**Stated problem:**
Of the lines in the records that follow, how many include the word "marker"? Answer with a bare number.

[Stored records]
┌──

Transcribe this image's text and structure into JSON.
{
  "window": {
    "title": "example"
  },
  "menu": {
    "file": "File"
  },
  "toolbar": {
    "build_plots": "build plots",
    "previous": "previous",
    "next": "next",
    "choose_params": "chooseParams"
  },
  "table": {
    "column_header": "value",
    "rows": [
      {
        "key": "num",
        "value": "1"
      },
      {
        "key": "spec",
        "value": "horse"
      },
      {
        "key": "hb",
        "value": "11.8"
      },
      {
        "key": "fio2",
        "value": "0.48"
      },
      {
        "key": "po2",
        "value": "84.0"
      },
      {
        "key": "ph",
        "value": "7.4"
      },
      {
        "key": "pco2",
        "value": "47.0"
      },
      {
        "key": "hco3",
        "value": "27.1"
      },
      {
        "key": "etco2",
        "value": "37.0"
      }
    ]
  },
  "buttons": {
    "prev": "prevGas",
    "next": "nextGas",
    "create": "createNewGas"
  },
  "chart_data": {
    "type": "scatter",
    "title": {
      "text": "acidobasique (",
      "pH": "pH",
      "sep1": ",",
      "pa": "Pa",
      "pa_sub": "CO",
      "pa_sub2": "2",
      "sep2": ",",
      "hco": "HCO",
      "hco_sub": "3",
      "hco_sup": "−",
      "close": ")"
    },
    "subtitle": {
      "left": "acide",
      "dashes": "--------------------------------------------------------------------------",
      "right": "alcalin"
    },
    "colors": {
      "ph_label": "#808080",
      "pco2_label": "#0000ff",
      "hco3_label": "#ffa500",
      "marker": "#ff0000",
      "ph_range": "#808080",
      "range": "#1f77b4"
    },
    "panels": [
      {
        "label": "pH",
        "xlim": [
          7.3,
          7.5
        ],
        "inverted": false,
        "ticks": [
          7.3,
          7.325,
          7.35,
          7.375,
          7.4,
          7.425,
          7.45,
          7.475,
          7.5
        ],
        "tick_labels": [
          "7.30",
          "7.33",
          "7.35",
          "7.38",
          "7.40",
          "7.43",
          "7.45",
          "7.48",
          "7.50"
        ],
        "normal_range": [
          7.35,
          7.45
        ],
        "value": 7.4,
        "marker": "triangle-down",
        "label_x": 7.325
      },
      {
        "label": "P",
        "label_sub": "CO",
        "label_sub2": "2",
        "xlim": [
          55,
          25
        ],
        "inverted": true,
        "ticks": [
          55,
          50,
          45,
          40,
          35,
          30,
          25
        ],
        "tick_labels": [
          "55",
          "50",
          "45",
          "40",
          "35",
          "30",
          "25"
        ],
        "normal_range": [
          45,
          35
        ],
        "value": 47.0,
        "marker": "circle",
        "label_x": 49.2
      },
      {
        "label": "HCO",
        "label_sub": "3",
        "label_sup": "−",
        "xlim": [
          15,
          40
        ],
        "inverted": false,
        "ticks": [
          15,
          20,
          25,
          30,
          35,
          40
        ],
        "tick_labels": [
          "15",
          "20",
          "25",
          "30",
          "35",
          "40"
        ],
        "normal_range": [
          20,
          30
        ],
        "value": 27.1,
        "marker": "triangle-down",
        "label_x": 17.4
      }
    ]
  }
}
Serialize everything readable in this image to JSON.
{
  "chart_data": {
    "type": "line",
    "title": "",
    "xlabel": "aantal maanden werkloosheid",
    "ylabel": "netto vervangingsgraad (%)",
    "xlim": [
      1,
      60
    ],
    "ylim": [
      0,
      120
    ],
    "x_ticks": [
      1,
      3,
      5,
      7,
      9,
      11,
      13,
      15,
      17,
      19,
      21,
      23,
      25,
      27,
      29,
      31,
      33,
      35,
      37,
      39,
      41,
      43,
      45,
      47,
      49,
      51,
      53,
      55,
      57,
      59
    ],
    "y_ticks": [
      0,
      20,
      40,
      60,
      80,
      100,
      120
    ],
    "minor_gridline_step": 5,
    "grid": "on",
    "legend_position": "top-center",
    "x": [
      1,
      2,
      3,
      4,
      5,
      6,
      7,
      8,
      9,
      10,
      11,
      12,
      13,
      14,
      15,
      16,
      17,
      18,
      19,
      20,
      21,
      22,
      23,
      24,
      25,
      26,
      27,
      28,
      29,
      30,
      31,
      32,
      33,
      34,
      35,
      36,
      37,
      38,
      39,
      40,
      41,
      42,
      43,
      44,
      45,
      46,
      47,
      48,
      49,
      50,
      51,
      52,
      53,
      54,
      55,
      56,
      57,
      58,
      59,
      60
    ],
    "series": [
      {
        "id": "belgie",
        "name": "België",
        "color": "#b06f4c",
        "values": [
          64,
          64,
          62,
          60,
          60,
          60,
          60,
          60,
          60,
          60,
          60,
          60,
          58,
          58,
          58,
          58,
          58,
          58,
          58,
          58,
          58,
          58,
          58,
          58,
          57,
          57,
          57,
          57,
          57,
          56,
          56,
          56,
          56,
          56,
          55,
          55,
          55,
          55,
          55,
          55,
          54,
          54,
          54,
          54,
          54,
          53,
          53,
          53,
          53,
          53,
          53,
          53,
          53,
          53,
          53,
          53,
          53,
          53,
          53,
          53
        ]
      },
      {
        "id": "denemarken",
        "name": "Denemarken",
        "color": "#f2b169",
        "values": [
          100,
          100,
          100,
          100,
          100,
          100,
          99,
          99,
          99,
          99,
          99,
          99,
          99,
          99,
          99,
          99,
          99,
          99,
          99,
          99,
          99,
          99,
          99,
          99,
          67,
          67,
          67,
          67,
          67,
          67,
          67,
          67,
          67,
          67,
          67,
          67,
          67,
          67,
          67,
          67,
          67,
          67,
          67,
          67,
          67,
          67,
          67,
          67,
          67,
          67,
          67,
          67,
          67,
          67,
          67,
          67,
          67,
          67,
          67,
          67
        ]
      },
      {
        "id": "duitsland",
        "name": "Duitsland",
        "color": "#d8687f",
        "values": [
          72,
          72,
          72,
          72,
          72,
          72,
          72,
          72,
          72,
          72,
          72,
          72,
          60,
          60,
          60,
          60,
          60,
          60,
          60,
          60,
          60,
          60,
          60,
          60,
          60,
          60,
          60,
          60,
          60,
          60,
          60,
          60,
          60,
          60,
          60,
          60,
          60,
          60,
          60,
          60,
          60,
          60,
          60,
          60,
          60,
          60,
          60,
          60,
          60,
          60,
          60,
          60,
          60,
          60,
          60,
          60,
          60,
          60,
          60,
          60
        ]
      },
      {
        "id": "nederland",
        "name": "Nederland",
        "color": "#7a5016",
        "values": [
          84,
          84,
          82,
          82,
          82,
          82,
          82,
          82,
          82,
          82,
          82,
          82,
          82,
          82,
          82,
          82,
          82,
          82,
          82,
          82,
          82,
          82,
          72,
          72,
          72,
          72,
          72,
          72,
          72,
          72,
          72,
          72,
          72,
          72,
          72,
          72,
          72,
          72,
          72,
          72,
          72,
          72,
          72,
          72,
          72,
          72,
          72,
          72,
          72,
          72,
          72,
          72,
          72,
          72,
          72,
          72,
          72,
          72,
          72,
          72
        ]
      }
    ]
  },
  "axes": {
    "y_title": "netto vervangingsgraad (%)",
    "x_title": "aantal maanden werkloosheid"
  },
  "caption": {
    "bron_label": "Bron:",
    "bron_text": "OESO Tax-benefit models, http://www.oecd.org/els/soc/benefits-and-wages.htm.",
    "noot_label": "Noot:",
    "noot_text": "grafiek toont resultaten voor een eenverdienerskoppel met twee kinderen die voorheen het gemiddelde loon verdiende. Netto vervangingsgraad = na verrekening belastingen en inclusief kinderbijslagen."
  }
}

└──

**The reply:**
4